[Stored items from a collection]
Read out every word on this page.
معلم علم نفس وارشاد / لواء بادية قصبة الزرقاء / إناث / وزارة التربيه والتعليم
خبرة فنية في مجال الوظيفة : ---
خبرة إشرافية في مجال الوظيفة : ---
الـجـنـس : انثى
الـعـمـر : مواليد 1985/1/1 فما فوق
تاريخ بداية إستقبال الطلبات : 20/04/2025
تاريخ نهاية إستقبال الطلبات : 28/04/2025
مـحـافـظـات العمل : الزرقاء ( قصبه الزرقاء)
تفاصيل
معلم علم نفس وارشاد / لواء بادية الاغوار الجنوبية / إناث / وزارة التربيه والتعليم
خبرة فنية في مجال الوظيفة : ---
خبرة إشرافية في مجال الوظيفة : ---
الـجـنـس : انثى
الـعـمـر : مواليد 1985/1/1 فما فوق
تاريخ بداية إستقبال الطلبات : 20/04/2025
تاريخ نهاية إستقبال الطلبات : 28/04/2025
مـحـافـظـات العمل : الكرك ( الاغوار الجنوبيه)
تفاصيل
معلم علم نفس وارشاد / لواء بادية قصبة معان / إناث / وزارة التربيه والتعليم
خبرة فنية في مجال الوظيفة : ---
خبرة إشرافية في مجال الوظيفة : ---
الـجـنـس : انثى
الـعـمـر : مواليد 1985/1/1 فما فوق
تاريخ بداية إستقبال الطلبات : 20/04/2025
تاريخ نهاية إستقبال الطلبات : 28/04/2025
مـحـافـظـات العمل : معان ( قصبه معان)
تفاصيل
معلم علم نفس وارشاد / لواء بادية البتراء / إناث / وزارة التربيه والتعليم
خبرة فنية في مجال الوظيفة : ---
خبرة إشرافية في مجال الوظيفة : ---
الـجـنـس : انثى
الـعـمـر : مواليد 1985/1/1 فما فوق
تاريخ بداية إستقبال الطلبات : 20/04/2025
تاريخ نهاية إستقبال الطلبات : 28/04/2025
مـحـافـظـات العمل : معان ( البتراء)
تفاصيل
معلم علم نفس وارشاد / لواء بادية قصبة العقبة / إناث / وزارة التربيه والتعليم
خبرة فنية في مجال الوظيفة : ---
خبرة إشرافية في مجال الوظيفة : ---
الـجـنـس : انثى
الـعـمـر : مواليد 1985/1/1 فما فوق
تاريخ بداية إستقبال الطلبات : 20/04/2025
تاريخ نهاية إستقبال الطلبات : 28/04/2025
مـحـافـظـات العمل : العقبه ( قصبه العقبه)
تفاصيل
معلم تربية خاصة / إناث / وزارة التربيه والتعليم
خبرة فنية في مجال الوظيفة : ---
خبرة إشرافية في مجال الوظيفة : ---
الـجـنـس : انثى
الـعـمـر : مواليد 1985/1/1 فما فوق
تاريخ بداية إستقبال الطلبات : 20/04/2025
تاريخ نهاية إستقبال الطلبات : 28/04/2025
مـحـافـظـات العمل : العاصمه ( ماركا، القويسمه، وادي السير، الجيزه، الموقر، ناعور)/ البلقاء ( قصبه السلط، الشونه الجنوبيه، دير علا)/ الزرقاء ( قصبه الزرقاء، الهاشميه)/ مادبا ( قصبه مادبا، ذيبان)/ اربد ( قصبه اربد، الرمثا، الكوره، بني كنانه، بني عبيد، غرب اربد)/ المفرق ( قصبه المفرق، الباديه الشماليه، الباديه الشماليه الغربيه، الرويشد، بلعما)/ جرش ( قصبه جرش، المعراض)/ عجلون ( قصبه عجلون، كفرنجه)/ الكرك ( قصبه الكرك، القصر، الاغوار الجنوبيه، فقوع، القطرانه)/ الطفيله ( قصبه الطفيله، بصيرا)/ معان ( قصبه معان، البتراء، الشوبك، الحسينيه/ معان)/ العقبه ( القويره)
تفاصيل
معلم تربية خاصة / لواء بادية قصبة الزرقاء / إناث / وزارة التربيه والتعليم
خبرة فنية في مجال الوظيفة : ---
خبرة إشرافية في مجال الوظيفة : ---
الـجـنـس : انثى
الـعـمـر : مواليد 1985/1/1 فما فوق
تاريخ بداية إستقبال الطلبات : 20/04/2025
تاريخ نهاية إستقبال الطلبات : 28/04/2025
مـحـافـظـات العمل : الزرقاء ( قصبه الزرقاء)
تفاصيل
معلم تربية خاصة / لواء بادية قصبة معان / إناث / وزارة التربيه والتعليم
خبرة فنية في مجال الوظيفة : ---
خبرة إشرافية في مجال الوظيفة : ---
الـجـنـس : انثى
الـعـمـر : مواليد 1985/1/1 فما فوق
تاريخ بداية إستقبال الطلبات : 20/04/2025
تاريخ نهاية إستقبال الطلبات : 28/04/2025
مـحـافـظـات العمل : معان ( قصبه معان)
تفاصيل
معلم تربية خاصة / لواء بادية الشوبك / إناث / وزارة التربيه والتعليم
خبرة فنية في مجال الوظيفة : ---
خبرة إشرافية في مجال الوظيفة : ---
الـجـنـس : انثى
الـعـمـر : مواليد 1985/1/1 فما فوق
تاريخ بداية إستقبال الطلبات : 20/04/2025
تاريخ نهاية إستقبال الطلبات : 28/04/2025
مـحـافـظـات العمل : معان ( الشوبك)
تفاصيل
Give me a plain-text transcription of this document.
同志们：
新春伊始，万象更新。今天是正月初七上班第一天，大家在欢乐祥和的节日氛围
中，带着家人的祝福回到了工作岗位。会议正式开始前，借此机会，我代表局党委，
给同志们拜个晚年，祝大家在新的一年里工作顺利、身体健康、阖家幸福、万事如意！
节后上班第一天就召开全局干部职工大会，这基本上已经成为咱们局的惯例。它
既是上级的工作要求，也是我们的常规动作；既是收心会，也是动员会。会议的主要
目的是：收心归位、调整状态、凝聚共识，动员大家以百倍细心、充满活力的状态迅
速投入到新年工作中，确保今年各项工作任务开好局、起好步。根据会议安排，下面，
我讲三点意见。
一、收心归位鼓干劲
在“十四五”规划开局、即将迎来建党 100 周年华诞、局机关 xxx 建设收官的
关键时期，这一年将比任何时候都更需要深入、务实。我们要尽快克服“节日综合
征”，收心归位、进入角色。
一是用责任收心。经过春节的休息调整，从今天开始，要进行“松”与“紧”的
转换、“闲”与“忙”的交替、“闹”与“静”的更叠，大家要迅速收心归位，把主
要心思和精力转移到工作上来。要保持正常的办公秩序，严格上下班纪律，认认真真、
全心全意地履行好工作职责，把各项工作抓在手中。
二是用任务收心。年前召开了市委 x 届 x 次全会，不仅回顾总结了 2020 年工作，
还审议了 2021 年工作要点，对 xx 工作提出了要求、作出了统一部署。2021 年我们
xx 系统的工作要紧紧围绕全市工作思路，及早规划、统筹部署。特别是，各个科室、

▶ **Work instructions**
Set all of the entries down again, exactly as they were given.

▶ **Reply to the exercise**
Read out every word on this page.
معلم علم نفس وارشاد / لواء بادية قصبة الزرقاء / إناث / وزارة التربيه والتعليم
خبرة فنية في مجال الوظيفة : ---
خبرة إشرافية في مجال الوظيفة : ---
الـجـنـس : انثى
الـعـمـر : مواليد 1985/1/1 فما فوق
تاريخ بداية إستقبال الطلبات : 20/04/2025
تاريخ نهاية إستقبال الطلبات : 28/04/2025
مـحـافـظـات العمل : الزرقاء ( قصبه الزرقاء)
تفاصيل
معلم علم نفس وارشاد / لواء بادية الاغوار الجنوبية / إناث / وزارة التربيه والتعليم
خبرة فنية في مجال الوظيفة : ---
خبرة إشرافية في مجال الوظيفة : ---
الـجـنـس : انثى
الـعـمـر : مواليد 1985/1/1 فما فوق
تاريخ بداية إستقبال الطلبات : 20/04/2025
تاريخ نهاية إستقبال الطلبات : 28/04/2025
مـحـافـظـات العمل : الكرك ( الاغوار الجنوبيه)
تفاصيل
معلم علم نفس وارشاد / لواء بادية قصبة معان / إناث / وزارة التربيه والتعليم
خبرة فنية في مجال الوظيفة : ---
خبرة إشرافية في مجال الوظيفة : ---
الـجـنـس : انثى
الـعـمـر : مواليد 1985/1/1 فما فوق
تاريخ بداية إستقبال الطلبات : 20/04/2025
تاريخ نهاية إستقبال الطلبات : 28/04/2025
مـحـافـظـات العمل : معان ( قصبه معان)
تفاصيل
معلم علم نفس وارشاد / لواء بادية البتراء / إناث / وزارة التربيه والتعليم
خبرة فنية في مجال الوظيفة : ---
خبرة إشرافية في مجال الوظيفة : ---
الـجـنـس : انثى
الـعـمـر : مواليد 1985/1/1 فما فوق
تاريخ بداية إستقبال الطلبات : 20/04/2025
تاريخ نهاية إستقبال الطلبات : 28/04/2025
مـحـافـظـات العمل : معان ( البتراء)
تفاصيل
معلم علم نفس وارشاد / لواء بادية قصبة العقبة / إناث / وزارة التربيه والتعليم
خبرة فنية في مجال الوظيفة : ---
خبرة إشرافية في مجال الوظيفة : ---
الـجـنـس : انثى
الـعـمـر : مواليد 1985/1/1 فما فوق
تاريخ بداية إستقبال الطلبات : 20/04/2025
تاريخ نهاية إستقبال الطلبات : 28/04/2025
مـحـافـظـات العمل : العقبه ( قصبه العقبه)
تفاصيل
معلم تربية خاصة / إناث / وزارة التربيه والتعليم
خبرة فنية في مجال الوظيفة : ---
خبرة إشرافية في مجال الوظيفة : ---
الـجـنـس : انثى
الـعـمـر : مواليد 1985/1/1 فما فوق
تاريخ بداية إستقبال الطلبات : 20/04/2025
تاريخ نهاية إستقبال الطلبات : 28/04/2025
مـحـافـظـات العمل : العاصمه ( ماركا، القويسمه، وادي السير، الجيزه، الموقر، ناعور)/ البلقاء ( قصبه السلط، الشونه الجنوبيه، دير علا)/ الزرقاء ( قصبه الزرقاء، الهاشميه)/ مادبا ( قصبه مادبا، ذيبان)/ اربد ( قصبه اربد، الرمثا، الكوره، بني كنانه، بني عبيد، غرب اربد)/ المفرق ( قصبه المفرق، الباديه الشماليه، الباديه الشماليه الغربيه، الرويشد، بلعما)/ جرش ( قصبه جرش، المعراض)/ عجلون ( قصبه عجلون، كفرنجه)/ الكرك ( قصبه الكرك، القصر، الاغوار الجنوبيه، فقوع، القطرانه)/ الطفيله ( قصبه الطفيله، بصيرا)/ معان ( قصبه معان، البتراء، الشوبك، الحسينيه/ معان)/ العقبه ( القويره)
تفاصيل
معلم تربية خاصة / لواء بادية قصبة الزرقاء / إناث / وزارة التربيه والتعليم
خبرة فنية في مجال الوظيفة : ---
خبرة إشرافية في مجال الوظيفة : ---
الـجـنـس : انثى
الـعـمـر : مواليد 1985/1/1 فما فوق
تاريخ بداية إستقبال الطلبات : 20/04/2025
تاريخ نهاية إستقبال الطلبات : 28/04/2025
مـحـافـظـات العمل : الزرقاء ( قصبه الزرقاء)
تفاصيل
معلم تربية خاصة / لواء بادية قصبة معان / إناث / وزارة التربيه والتعليم
خبرة فنية في مجال الوظيفة : ---
خبرة إشرافية في مجال الوظيفة : ---
الـجـنـس : انثى
الـعـمـر : مواليد 1985/1/1 فما فوق
تاريخ بداية إستقبال الطلبات : 20/04/2025
تاريخ نهاية إستقبال الطلبات : 28/04/2025
مـحـافـظـات العمل : معان ( قصبه معان)
تفاصيل
معلم تربية خاصة / لواء بادية الشوبك / إناث / وزارة التربيه والتعليم
خبرة فنية في مجال الوظيفة : ---
خبرة إشرافية في مجال الوظيفة : ---
الـجـنـس : انثى
الـعـمـر : مواليد 1985/1/1 فما فوق
تاريخ بداية إستقبال الطلبات : 20/04/2025
تاريخ نهاية إستقبال الطلبات : 28/04/2025
مـحـافـظـات العمل : معان ( الشوبك)
تفاصيل
Give me a plain-text transcription of this document.
同志们：
新春伊始，万象更新。今天是正月初七上班第一天，大家在欢乐祥和的节日氛围
中，带着家人的祝福回到了工作岗位。会议正式开始前，借此机会，我代表局党委，
给同志们拜个晚年，祝大家在新的一年里工作顺利、身体健康、阖家幸福、万事如意！
节后上班第一天就召开全局干部职工大会，这基本上已经成为咱们局的惯例。它
既是上级的工作要求，也是我们的常规动作；既是收心会，也是动员会。会议的主要
目的是：收心归位、调整状态、凝聚共识，动员大家以百倍细心、充满活力的状态迅
速投入到新年工作中，确保今年各项工作任务开好局、起好步。根据会议安排，下面，
我讲三点意见。
一、收心归位鼓干劲
在“十四五”规划开局、即将迎来建党 100 周年华诞、局机关 xxx 建设收官的
关键时期，这一年将比任何时候都更需要深入、务实。我们要尽快克服“节日综合
征”，收心归位、进入角色。
一是用责任收心。经过春节的休息调整，从今天开始，要进行“松”与“紧”的
转换、“闲”与“忙”的交替、“闹”与“静”的更叠，大家要迅速收心归位，把主
要心思和精力转移到工作上来。要保持正常的办公秩序，严格上下班纪律，认认真真、
全心全意地履行好工作职责，把各项工作抓在手中。
二是用任务收心。年前召开了市委 x 届 x 次全会，不仅回顾总结了 2020 年工作，
还审议了 2021 年工作要点，对 xx 工作提出了要求、作出了统一部署。2021 年我们
xx 系统的工作要紧紧围绕全市工作思路，及早规划、统筹部署。特别是，各个科室、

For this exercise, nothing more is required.